Dataset excerpts:
|---|

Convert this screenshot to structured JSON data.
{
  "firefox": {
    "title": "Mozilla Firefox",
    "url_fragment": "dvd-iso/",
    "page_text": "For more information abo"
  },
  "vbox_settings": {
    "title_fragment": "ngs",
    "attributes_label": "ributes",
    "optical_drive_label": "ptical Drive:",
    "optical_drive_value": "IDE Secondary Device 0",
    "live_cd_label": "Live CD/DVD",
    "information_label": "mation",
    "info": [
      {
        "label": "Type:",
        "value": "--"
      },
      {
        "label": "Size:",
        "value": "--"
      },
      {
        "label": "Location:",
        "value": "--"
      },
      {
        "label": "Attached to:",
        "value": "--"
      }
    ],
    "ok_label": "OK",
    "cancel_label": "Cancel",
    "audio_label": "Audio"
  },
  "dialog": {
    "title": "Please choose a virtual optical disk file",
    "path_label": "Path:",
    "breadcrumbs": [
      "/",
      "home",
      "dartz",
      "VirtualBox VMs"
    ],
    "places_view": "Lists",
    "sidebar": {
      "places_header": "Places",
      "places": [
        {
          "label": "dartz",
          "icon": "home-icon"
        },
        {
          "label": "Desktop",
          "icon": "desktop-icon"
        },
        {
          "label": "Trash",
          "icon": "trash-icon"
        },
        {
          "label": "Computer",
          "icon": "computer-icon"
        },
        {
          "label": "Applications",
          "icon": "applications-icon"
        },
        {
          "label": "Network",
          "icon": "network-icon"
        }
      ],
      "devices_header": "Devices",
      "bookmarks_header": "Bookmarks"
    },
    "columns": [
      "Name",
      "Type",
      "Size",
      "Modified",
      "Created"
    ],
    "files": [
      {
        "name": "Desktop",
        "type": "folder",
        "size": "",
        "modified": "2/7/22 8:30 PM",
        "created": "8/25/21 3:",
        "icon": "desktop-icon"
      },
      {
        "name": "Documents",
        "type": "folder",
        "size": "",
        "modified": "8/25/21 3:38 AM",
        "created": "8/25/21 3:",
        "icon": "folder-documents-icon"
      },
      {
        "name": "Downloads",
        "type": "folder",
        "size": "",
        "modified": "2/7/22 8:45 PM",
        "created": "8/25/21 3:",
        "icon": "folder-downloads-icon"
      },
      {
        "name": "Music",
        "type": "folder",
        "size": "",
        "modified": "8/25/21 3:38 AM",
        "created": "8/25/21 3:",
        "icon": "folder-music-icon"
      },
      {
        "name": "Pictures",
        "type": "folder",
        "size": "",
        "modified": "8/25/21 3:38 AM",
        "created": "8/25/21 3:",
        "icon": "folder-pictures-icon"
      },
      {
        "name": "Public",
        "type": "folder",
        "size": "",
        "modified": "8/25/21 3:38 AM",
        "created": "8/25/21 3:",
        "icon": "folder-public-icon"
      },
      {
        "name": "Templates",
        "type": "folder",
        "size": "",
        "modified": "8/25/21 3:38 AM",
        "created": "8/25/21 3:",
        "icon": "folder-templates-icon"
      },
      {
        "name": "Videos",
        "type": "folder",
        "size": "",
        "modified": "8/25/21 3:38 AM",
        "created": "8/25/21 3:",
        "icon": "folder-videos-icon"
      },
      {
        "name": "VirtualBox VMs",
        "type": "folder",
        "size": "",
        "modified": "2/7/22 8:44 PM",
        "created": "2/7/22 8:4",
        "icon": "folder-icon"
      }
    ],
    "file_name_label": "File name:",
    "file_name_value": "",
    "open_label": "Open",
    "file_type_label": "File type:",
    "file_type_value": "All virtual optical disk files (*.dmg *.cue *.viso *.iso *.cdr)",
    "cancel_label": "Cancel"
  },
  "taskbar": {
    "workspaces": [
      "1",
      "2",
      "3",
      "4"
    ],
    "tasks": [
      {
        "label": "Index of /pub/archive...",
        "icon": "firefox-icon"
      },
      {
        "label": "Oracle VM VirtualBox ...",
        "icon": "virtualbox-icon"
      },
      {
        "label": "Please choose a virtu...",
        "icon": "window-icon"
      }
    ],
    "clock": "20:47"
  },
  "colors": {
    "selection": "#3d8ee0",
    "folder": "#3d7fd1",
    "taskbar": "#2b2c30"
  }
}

|---|

=== WRITTEN PROBLEM ===
Extract, word for word, each line of the listing above.

=== REPLY ===
Convert this screenshot to structured JSON data.
{
  "firefox": {
    "title": "Mozilla Firefox",
    "url_fragment": "dvd-iso/",
    "page_text": "For more information abo"
  },
  "vbox_settings": {
    "title_fragment": "ngs",
    "attributes_label": "ributes",
    "optical_drive_label": "ptical Drive:",
    "optical_drive_value": "IDE Secondary Device 0",
    "live_cd_label": "Live CD/DVD",
    "information_label": "mation",
    "info": [
      {
        "label": "Type:",
        "value": "--"
      },
      {
        "label": "Size:",
        "value": "--"
      },
      {
        "label": "Location:",
        "value": "--"
      },
      {
        "label": "Attached to:",
        "value": "--"
      }
    ],
    "ok_label": "OK",
    "cancel_label": "Cancel",
    "audio_label": "Audio"
  },
  "dialog": {
    "title": "Please choose a virtual optical disk file",
    "path_label": "Path:",
    "breadcrumbs": [
      "/",
      "home",
      "dartz",
      "VirtualBox VMs"
    ],
    "places_view": "Lists",
    "sidebar": {
      "places_header": "Places",
      "places": [
        {
          "label": "dartz",
          "icon": "home-icon"
        },
        {
          "label": "Desktop",
          "icon": "desktop-icon"
        },
        {
          "label": "Trash",
          "icon": "trash-icon"
        },
        {
          "label": "Computer",
          "icon": "computer-icon"
        },
        {
          "label": "Applications",
          "icon": "applications-icon"
        },
        {
          "label": "Network",
          "icon": "network-icon"
        }
      ],
      "devices_header": "Devices",
      "bookmarks_header": "Bookmarks"
    },
    "columns": [
      "Name",
      "Type",
      "Size",
      "Modified",
      "Created"
    ],
    "files": [
      {
        "name": "Desktop",
        "type": "folder",
        "size": "",
        "modified": "2/7/22 8:30 PM",
        "created": "8/25/21 3:",
        "icon": "desktop-icon"
      },
      {
        "name": "Documents",
        "type": "folder",
        "size": "",
        "modified": "8/25/21 3:38 AM",
        "created": "8/25/21 3:",
        "icon": "folder-documents-icon"
      },
      {
        "name": "Downloads",
        "type": "folder",
        "size": "",
        "modified": "2/7/22 8:45 PM",
        "created": "8/25/21 3:",
        "icon": "folder-downloads-icon"
      },
      {
        "name": "Music",
        "type": "folder",
        "size": "",
        "modified": "8/25/21 3:38 AM",
        "created": "8/25/21 3:",
        "icon": "folder-music-icon"
      },
      {
        "name": "Pictures",
        "type": "folder",
        "size": "",
        "modified": "8/25/21 3:38 AM",
        "created": "8/25/21 3:",
        "icon": "folder-pictures-icon"
      },
      {
        "name": "Public",
        "type": "folder",
        "size": "",
        "modified": "8/25/21 3:38 AM",
        "created": "8/25/21 3:",
        "icon": "folder-public-icon"
      },
      {
        "name": "Templates",
        "type": "folder",
        "size": "",
        "modified": "8/25/21 3:38 AM",
        "created": "8/25/21 3:",
        "icon": "folder-templates-icon"
      },
      {
        "name": "Videos",
        "type": "folder",
        "size": "",
        "modified": "8/25/21 3:38 AM",
        "created": "8/25/21 3:",
        "icon": "folder-videos-icon"
      },
      {
        "name": "VirtualBox VMs",
        "type": "folder",
        "size": "",
        "modified": "2/7/22 8:44 PM",
        "created": "2/7/22 8:4",
        "icon": "folder-icon"
      }
    ],
    "file_name_label": "File name:",
    "file_name_value": "",
    "open_label": "Open",
    "file_type_label": "File type:",
    "file_type_value": "All virtual optical disk files (*.dmg *.cue *.viso *.iso *.cdr)",
    "cancel_label": "Cancel"
  },
  "taskbar": {
    "workspaces": [
      "1",
      "2",
      "3",
      "4"
    ],
    "tasks": [
      {
        "label": "Index of /pub/archive...",
        "icon": "firefox-icon"
      },
      {
        "label": "Oracle VM VirtualBox ...",
        "icon": "virtualbox-icon"
      },
      {
        "label": "Please choose a virtu...",
        "icon": "window-icon"
      }
    ],
    "clock": "20:47"
  },
  "colors": {
    "selection": "#3d8ee0",
    "folder": "#3d7fd1",
    "taskbar": "#2b2c30"
  }
}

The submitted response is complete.